Problem details:
Which lines hold the word "vigente"? Copy each of them from the material.

Records provided:
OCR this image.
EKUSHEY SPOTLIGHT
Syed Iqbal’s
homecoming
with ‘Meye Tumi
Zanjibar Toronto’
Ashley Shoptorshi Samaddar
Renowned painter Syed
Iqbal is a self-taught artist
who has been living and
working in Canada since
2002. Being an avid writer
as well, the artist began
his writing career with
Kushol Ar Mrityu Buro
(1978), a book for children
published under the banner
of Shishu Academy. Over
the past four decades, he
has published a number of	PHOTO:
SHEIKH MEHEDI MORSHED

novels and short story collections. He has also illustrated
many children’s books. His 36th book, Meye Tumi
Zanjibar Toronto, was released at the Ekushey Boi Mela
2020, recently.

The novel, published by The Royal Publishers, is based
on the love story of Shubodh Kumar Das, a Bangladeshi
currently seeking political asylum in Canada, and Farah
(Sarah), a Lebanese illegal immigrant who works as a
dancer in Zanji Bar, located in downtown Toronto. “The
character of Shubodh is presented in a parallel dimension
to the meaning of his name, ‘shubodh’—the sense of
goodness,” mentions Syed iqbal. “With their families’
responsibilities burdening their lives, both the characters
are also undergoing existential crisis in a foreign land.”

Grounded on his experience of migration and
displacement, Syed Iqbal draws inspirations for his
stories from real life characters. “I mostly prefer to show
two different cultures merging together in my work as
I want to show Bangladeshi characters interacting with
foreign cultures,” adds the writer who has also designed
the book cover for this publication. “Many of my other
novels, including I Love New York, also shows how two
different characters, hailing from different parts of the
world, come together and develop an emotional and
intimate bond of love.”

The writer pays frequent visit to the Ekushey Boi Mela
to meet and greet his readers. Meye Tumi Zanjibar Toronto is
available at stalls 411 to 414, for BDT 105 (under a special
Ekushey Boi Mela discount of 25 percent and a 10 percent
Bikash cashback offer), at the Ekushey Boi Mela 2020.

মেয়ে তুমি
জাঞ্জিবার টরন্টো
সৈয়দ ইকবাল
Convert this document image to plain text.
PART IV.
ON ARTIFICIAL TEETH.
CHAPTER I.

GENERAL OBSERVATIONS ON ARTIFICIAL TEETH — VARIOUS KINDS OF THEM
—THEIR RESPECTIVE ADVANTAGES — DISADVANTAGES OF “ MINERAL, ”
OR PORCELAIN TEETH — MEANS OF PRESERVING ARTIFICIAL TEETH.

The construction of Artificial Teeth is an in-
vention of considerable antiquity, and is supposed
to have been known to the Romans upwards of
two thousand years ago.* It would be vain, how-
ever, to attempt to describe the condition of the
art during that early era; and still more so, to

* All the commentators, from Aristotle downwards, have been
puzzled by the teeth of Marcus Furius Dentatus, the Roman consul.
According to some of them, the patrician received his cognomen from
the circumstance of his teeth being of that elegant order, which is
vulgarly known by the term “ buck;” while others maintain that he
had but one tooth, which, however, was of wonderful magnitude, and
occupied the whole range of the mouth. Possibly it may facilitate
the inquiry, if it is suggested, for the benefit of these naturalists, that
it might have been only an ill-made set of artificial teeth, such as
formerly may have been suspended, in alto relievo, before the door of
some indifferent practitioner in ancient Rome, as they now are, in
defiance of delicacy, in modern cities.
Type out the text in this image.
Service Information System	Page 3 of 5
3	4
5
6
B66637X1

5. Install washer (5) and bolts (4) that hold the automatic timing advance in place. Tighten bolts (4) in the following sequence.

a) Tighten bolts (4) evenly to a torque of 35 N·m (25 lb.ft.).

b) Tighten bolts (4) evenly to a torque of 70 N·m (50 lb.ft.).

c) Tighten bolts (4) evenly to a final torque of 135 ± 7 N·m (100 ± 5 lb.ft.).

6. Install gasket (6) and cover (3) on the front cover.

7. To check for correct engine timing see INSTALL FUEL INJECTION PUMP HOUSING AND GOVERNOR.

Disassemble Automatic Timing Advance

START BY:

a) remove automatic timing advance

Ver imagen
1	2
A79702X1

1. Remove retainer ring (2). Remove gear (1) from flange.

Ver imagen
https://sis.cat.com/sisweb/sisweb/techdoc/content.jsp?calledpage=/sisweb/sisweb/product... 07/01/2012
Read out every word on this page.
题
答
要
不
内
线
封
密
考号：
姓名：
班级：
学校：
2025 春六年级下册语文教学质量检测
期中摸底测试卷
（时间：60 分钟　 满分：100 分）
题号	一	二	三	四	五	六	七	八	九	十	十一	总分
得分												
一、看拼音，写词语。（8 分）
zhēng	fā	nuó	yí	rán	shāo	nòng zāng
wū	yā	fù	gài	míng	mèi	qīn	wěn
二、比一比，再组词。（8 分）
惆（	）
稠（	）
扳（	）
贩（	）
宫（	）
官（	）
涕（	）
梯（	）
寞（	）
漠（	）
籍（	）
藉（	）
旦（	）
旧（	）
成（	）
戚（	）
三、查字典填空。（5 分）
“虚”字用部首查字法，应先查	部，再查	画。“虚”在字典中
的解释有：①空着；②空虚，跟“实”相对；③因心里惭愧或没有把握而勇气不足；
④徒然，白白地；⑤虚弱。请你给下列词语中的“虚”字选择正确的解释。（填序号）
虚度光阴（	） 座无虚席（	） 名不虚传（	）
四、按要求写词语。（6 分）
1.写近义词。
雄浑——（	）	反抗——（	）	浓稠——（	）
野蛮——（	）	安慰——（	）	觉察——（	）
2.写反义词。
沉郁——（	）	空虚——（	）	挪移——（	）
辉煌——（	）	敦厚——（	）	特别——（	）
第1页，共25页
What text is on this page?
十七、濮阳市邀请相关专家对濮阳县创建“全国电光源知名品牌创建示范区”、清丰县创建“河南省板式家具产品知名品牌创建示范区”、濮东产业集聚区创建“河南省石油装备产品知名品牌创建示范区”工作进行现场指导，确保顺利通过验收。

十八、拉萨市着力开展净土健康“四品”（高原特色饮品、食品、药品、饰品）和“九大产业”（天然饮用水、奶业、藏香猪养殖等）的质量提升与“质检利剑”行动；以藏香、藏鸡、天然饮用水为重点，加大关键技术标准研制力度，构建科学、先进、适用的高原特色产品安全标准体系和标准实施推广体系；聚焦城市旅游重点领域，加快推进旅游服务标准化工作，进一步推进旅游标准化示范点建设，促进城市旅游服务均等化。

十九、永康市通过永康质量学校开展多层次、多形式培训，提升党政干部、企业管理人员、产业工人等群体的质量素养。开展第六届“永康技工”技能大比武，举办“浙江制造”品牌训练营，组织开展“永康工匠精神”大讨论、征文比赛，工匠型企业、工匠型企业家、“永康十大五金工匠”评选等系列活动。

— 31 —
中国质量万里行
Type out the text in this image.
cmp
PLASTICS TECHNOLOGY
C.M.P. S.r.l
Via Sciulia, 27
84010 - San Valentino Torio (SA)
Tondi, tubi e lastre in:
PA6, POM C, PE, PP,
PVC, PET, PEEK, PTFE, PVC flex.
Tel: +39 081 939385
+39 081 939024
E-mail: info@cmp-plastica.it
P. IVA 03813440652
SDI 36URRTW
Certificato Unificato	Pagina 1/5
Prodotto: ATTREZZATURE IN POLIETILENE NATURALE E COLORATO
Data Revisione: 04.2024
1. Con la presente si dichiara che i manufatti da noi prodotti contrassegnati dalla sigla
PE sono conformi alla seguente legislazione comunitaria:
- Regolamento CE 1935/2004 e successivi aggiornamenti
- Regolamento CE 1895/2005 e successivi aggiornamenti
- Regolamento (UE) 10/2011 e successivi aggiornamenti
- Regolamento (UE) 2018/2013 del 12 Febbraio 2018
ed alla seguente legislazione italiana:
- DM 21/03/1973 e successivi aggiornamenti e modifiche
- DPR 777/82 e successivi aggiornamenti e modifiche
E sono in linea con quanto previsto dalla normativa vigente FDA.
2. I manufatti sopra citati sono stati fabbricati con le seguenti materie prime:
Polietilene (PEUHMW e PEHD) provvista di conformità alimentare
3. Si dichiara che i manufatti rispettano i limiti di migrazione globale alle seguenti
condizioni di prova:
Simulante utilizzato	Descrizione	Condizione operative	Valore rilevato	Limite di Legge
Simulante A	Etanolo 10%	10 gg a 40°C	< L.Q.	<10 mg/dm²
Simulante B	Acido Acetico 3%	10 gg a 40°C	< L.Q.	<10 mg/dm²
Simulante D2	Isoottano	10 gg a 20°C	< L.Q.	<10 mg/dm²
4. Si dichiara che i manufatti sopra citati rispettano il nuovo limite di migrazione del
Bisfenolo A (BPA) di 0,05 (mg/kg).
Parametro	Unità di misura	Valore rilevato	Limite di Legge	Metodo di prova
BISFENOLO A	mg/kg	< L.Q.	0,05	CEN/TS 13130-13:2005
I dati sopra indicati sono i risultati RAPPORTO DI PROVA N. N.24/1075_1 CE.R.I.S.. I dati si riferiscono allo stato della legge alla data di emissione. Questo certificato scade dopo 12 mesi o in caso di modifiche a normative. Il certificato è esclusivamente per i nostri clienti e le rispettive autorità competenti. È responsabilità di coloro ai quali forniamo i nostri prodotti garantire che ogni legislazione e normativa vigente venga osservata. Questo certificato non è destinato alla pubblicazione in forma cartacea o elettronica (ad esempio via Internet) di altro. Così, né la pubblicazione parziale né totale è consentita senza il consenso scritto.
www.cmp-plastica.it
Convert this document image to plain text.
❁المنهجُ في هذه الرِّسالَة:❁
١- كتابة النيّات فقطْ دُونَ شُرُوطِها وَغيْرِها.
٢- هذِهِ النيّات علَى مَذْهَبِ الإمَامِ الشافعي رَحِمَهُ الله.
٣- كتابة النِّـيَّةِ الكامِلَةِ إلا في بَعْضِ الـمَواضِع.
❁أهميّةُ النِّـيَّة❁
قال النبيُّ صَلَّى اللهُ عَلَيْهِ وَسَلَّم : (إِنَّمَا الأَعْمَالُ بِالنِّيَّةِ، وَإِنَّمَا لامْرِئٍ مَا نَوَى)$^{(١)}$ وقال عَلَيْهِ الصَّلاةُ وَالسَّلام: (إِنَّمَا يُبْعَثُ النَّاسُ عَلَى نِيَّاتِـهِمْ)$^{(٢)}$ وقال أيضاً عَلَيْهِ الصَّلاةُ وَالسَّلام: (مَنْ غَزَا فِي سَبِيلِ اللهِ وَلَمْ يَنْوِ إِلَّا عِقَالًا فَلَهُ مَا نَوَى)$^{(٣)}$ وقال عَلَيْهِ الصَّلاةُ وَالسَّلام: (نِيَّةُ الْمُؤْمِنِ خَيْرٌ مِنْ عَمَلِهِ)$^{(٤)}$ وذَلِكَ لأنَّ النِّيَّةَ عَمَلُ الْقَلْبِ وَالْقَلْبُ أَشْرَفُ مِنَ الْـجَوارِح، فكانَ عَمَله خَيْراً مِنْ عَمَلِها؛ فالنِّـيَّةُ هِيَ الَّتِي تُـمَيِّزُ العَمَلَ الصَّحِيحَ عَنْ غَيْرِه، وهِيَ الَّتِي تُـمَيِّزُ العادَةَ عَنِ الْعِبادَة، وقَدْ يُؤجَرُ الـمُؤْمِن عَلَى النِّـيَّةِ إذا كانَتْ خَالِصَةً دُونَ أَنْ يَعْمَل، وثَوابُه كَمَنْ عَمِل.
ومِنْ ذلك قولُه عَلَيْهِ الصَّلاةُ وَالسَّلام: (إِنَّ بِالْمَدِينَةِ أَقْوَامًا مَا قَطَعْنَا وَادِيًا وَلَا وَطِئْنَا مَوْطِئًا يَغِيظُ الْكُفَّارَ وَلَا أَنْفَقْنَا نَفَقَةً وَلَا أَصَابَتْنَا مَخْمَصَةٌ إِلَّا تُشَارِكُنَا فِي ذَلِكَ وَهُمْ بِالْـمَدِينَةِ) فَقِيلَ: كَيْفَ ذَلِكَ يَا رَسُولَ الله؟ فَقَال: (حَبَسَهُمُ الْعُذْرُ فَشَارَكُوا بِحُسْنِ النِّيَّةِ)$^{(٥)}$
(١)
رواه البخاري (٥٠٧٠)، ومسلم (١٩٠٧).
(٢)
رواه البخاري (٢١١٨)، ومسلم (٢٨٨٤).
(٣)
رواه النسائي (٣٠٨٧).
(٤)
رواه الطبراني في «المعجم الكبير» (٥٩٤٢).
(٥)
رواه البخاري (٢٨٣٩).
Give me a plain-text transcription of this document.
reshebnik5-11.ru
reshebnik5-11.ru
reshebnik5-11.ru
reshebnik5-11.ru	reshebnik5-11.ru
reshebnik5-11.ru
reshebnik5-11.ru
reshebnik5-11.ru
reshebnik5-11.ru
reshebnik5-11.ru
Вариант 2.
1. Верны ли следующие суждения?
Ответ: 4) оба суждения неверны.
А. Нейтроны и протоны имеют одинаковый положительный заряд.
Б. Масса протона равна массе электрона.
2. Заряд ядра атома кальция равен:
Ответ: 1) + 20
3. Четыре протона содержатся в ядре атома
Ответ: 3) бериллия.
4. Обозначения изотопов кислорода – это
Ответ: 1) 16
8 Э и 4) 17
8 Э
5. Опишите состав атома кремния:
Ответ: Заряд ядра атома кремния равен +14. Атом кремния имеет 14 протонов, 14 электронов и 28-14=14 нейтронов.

Result of this task:
E sono in linea con quanto previsto dalla normativa vigente FDA.
I dati sopra indicati sono i risultati RAPPORTO DI PROVA N. N.24/1075_1 CE.R.I.S.. I dati si riferiscono allo stato della legge alla data di emissione. Questo certificato scade dopo 12 mesi o in caso di modifiche a normative. Il certificato è esclusivamente per i nostri clienti e le rispettive autorità competenti. È responsabilità di coloro ai quali forniamo i nostri prodotti garantire che ogni legislazione e normativa vigente venga osservata. Questo certificato non è destinato alla pubblicazione in forma cartacea o elettronica (ad esempio via Internet) di altro. Così, né la pubblicazione parziale né totale è consentita senza il consenso scritto.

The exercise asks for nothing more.